▶ [EXERCISE PROMPT]: Do not copy the pictures; transcribe all other material exactly.

▶ [SUPPLIED DATA]:
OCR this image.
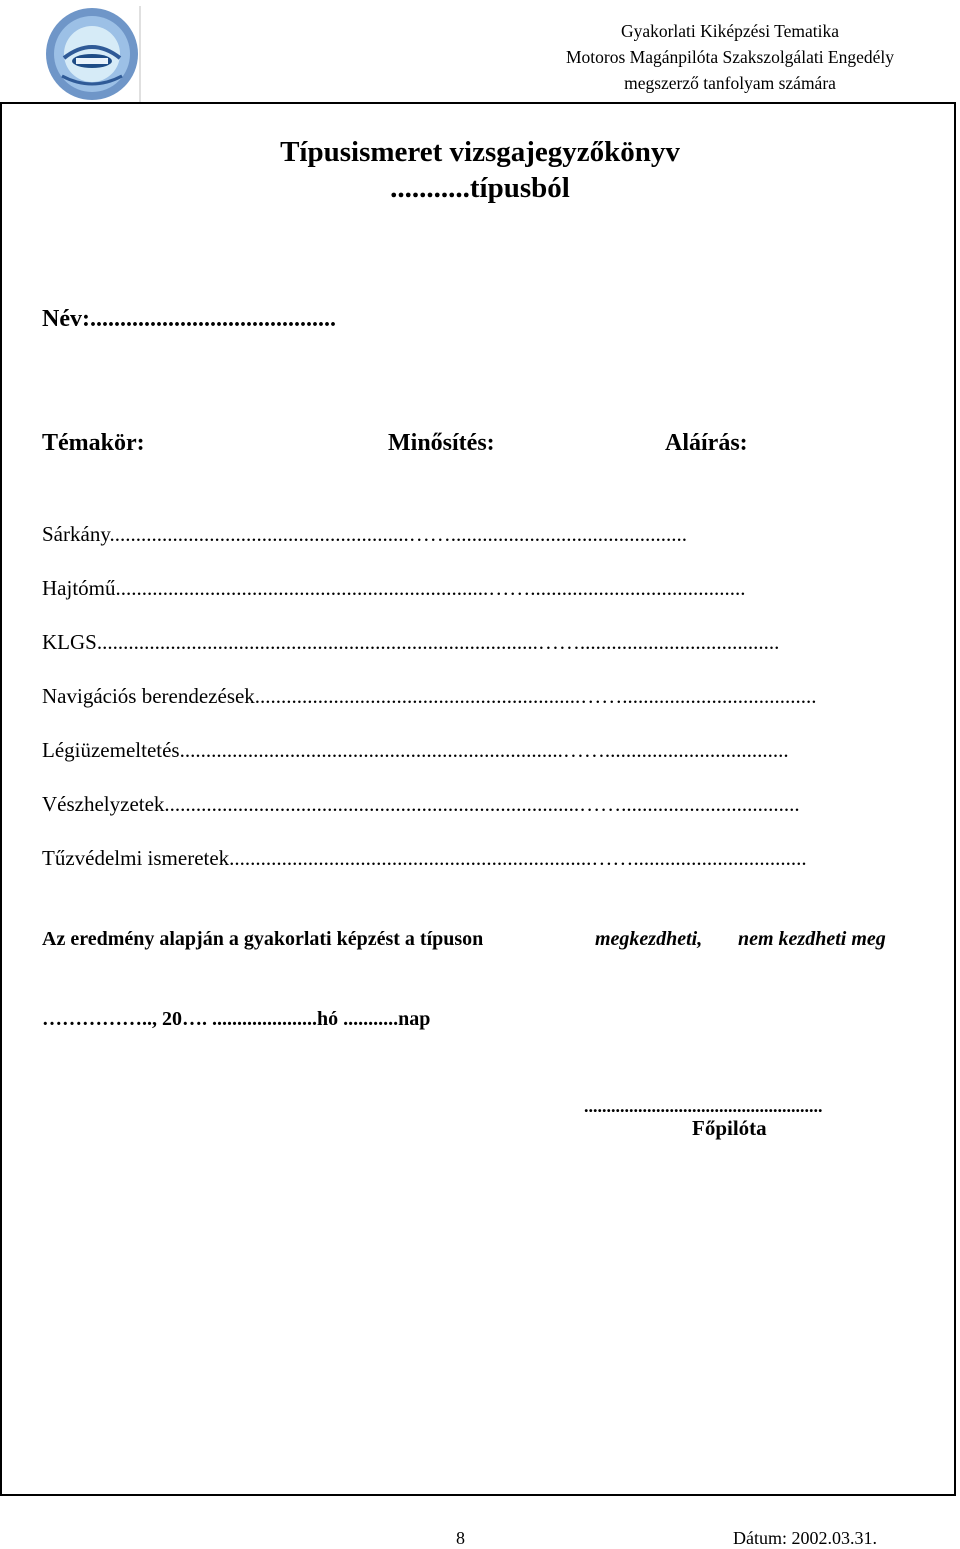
Gyakorlati Kiképzési Tematika
Motoros Magánpilóta Szakszolgálati Engedély
megszerző tanfolyam számára
Típusismeret vizsgajegyzőkönyv
...........típusból
Név:.........................................
Témakör:	Minősítés:	Aláírás:
Sárkány.........................................................…….............................................
Hajtómű.......................................................................…….........................................
KLGS....................................................................................……......................................
Navigációs berendezések..............................................................…….....................................
Légiüzemeltetés.........................................................................……...................................
Vészhelyzetek...............................................................................……..................................
Tűzvédelmi ismeretek.....................................................................…….................................
Az eredmény alapján a gyakorlati képzést a típuson	megkezdheti, nem kezdheti meg
…………….., 20…. .....................hó ...........nap
.....................................................
Főpilóta
8	Dátum: 2002.03.31.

▶ [EXERCISE SOLUTION]:
OCR this image.
Gyakorlati Kiképzési Tematika
Motoros Magánpilóta Szakszolgálati Engedély
megszerző tanfolyam számára
Típusismeret vizsgajegyzőkönyv
...........típusból
Név:.........................................
Témakör:	Minősítés:	Aláírás:
Sárkány.........................................................…….............................................
Hajtómű.......................................................................…….........................................
KLGS....................................................................................……......................................
Navigációs berendezések..............................................................…….....................................
Légiüzemeltetés.........................................................................……...................................
Vészhelyzetek...............................................................................……..................................
Tűzvédelmi ismeretek.....................................................................…….................................
Az eredmény alapján a gyakorlati képzést a típuson	megkezdheti, nem kezdheti meg
…………….., 20…. .....................hó ...........nap
.....................................................
Főpilóta
8	Dátum: 2002.03.31.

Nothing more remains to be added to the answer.